## Task requirements:
Look for the string "кругóмъ" in the data below, and copy each line that holds it.

....

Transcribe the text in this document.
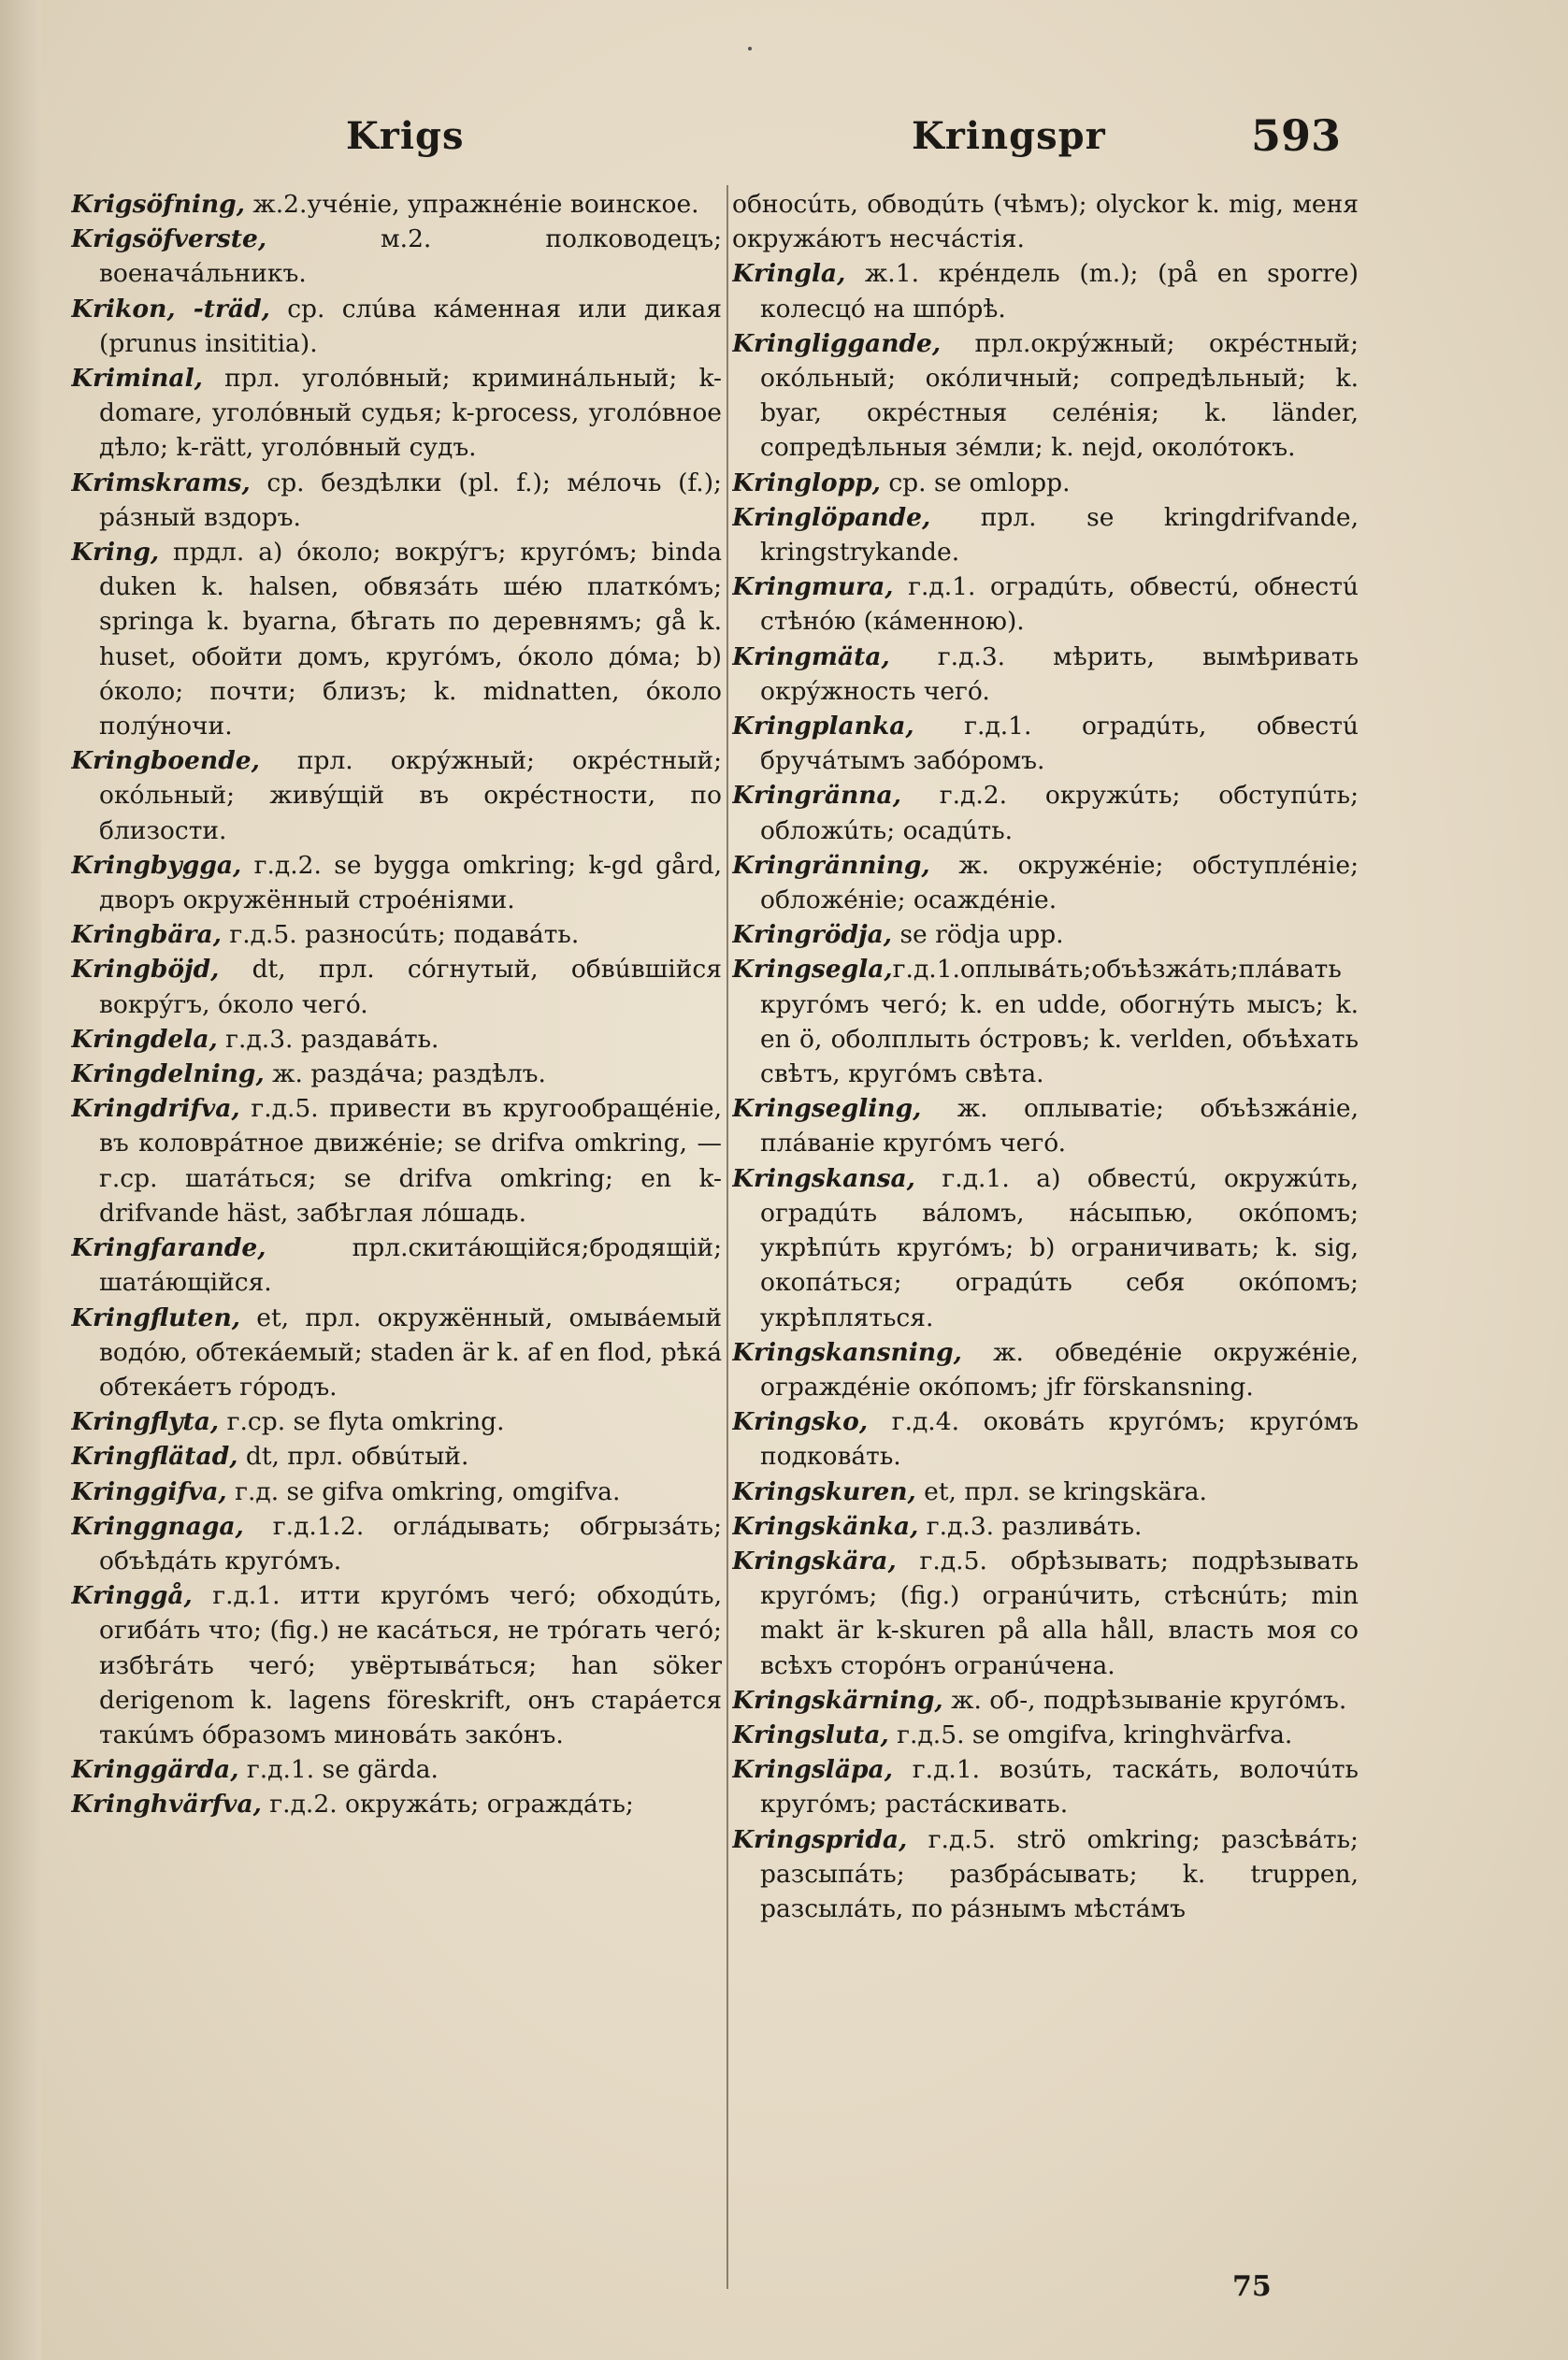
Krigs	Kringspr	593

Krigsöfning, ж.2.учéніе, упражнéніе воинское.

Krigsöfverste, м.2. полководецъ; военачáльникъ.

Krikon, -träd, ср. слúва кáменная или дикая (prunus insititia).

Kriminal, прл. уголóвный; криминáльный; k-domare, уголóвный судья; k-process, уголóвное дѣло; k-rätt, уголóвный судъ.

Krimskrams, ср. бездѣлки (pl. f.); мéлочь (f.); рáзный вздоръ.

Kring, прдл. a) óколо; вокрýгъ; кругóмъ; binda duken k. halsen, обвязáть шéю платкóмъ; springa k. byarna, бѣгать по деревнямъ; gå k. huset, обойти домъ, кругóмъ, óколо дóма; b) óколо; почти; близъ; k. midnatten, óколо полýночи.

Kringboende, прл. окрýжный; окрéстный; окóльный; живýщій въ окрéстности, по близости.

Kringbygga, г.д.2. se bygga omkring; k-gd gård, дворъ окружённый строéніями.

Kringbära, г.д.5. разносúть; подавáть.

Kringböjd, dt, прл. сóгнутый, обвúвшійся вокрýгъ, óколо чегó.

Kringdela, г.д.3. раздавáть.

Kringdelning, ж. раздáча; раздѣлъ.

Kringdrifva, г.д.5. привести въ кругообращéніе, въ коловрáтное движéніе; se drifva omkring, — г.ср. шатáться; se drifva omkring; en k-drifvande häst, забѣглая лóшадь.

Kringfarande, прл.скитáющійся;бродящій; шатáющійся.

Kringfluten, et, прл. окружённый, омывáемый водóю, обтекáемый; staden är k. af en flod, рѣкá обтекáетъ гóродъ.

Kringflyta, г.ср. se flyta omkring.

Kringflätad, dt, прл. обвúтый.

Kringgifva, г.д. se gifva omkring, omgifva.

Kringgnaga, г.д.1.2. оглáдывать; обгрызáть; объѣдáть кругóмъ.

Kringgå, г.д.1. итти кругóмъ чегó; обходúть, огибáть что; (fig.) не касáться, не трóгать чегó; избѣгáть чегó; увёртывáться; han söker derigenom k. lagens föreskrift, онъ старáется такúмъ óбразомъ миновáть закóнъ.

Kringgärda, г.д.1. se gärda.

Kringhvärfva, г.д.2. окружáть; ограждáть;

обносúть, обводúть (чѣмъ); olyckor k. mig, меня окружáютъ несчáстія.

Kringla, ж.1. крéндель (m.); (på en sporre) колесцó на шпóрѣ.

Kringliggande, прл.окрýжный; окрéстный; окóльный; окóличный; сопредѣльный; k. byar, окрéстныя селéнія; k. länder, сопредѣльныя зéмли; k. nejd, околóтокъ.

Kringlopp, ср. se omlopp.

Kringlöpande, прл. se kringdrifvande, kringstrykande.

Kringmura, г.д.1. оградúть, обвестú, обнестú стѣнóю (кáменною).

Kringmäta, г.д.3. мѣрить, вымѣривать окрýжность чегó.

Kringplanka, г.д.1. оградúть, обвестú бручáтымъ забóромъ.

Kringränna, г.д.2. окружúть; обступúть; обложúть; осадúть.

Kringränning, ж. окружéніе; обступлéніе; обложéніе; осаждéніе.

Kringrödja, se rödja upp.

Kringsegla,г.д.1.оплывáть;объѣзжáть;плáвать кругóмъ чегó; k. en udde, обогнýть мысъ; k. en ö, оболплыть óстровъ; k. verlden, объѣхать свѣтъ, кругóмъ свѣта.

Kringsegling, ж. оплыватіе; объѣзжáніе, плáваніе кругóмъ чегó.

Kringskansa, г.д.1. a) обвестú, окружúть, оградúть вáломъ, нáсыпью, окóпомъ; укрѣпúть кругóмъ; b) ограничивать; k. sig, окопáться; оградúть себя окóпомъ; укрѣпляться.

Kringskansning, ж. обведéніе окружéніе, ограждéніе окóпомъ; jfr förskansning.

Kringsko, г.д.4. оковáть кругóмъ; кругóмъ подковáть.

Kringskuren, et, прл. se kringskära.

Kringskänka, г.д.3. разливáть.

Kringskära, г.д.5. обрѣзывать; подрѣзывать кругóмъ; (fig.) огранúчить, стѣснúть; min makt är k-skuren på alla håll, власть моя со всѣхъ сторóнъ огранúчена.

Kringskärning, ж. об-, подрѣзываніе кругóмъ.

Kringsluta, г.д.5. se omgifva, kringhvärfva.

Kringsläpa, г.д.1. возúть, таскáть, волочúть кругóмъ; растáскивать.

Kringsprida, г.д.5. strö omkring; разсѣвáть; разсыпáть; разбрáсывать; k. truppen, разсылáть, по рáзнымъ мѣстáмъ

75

....

## Exercise answer:
Kring, прдл. a) óколо; вокрýгъ; кругóмъ; binda duken k. halsen, обвязáть шéю платкóмъ; springa k. byarna, бѣгать по деревнямъ; gå k. huset, обойти домъ, кругóмъ, óколо дóма; b) óколо; почти; близъ; k. midnatten, óколо полýночи.
Kringgnaga, г.д.1.2. оглáдывать; обгрызáть; объѣдáть кругóмъ.
Kringgå, г.д.1. итти кругóмъ чегó; обходúть, огибáть что; (fig.) не касáться, не трóгать чегó; избѣгáть чегó; увёртывáться; han söker derigenom k. lagens föreskrift, онъ старáется такúмъ óбразомъ миновáть закóнъ.
Kringsegla,г.д.1.оплывáть;объѣзжáть;плáвать кругóмъ чегó; k. en udde, обогнýть мысъ; k. en ö, оболплыть óстровъ; k. verlden, объѣхать свѣтъ, кругóмъ свѣта.
Kringsegling, ж. оплыватіе; объѣзжáніе, плáваніе кругóмъ чегó.
Kringskansa, г.д.1. a) обвестú, окружúть, оградúть вáломъ, нáсыпью, окóпомъ; укрѣпúть кругóмъ; b) ограничивать; k. sig, окопáться; оградúть себя окóпомъ; укрѣпляться.
Kringsko, г.д.4. оковáть кругóмъ; кругóмъ подковáть.
Kringskära, г.д.5. обрѣзывать; подрѣзывать кругóмъ; (fig.) огранúчить, стѣснúть; min makt är k-skuren på alla håll, власть моя со всѣхъ сторóнъ огранúчена.
Kringskärning, ж. об-, подрѣзываніе кругóмъ.
Kringsläpa, г.д.1. возúть, таскáть, волочúть кругóмъ; растáскивать.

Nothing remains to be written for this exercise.